### What you have to do
The records that follow are to be repeated exactly, with the pictures removed.

○ ○ ○ ○ ○ ○ ○

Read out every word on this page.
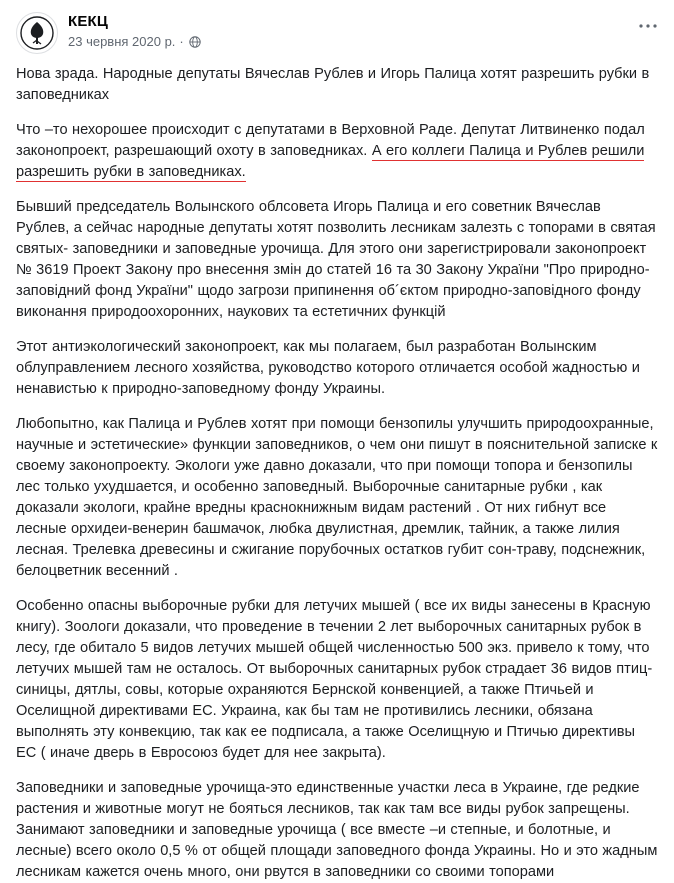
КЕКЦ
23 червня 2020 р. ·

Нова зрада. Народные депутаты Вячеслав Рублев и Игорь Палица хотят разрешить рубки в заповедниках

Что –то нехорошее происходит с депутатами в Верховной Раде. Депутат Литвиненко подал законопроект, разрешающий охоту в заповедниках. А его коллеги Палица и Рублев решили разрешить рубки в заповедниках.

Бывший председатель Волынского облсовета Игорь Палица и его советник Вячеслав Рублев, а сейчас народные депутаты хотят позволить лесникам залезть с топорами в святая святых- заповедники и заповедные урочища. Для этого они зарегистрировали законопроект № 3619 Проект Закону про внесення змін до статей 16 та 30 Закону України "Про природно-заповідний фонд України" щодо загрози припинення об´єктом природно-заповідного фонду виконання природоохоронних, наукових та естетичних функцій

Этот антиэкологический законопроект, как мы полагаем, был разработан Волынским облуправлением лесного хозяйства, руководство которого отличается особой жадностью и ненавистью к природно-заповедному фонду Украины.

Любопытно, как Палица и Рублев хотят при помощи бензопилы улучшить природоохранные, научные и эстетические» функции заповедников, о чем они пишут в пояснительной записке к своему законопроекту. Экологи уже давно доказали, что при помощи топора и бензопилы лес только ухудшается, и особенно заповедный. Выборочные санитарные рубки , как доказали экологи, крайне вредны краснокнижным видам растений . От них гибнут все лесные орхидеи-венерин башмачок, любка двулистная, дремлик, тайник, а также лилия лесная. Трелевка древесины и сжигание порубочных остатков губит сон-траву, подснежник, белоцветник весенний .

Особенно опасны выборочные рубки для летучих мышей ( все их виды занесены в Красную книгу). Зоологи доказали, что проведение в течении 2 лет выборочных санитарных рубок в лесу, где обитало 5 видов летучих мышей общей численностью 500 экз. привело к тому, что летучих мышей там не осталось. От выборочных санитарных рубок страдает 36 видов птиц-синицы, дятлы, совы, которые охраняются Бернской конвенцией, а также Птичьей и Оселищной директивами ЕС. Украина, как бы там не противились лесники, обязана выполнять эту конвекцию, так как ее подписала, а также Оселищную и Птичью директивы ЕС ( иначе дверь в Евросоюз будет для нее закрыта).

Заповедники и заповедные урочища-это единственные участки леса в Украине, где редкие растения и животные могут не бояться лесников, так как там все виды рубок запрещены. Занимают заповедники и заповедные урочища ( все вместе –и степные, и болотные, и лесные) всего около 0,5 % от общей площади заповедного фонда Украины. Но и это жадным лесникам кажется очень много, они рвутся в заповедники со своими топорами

○ ○ ○ ○ ○ ○ ○

### Task solution
Read out every word on this page.
КЕКЦ
23 червня 2020 р. ·

Нова зрада. Народные депутаты Вячеслав Рублев и Игорь Палица хотят разрешить рубки в заповедниках

Что –то нехорошее происходит с депутатами в Верховной Раде. Депутат Литвиненко подал законопроект, разрешающий охоту в заповедниках. А его коллеги Палица и Рублев решили разрешить рубки в заповедниках.

Бывший председатель Волынского облсовета Игорь Палица и его советник Вячеслав Рублев, а сейчас народные депутаты хотят позволить лесникам залезть с топорами в святая святых- заповедники и заповедные урочища. Для этого они зарегистрировали законопроект № 3619 Проект Закону про внесення змін до статей 16 та 30 Закону України "Про природно-заповідний фонд України" щодо загрози припинення об´єктом природно-заповідного фонду виконання природоохоронних, наукових та естетичних функцій

Этот антиэкологический законопроект, как мы полагаем, был разработан Волынским облуправлением лесного хозяйства, руководство которого отличается особой жадностью и ненавистью к природно-заповедному фонду Украины.

Любопытно, как Палица и Рублев хотят при помощи бензопилы улучшить природоохранные, научные и эстетические» функции заповедников, о чем они пишут в пояснительной записке к своему законопроекту. Экологи уже давно доказали, что при помощи топора и бензопилы лес только ухудшается, и особенно заповедный. Выборочные санитарные рубки , как доказали экологи, крайне вредны краснокнижным видам растений . От них гибнут все лесные орхидеи-венерин башмачок, любка двулистная, дремлик, тайник, а также лилия лесная. Трелевка древесины и сжигание порубочных остатков губит сон-траву, подснежник, белоцветник весенний .

Особенно опасны выборочные рубки для летучих мышей ( все их виды занесены в Красную книгу). Зоологи доказали, что проведение в течении 2 лет выборочных санитарных рубок в лесу, где обитало 5 видов летучих мышей общей численностью 500 экз. привело к тому, что летучих мышей там не осталось. От выборочных санитарных рубок страдает 36 видов птиц-синицы, дятлы, совы, которые охраняются Бернской конвенцией, а также Птичьей и Оселищной директивами ЕС. Украина, как бы там не противились лесники, обязана выполнять эту конвекцию, так как ее подписала, а также Оселищную и Птичью директивы ЕС ( иначе дверь в Евросоюз будет для нее закрыта).

Заповедники и заповедные урочища-это единственные участки леса в Украине, где редкие растения и животные могут не бояться лесников, так как там все виды рубок запрещены. Занимают заповедники и заповедные урочища ( все вместе –и степные, и болотные, и лесные) всего около 0,5 % от общей площади заповедного фонда Украины. Но и это жадным лесникам кажется очень много, они рвутся в заповедники со своими топорами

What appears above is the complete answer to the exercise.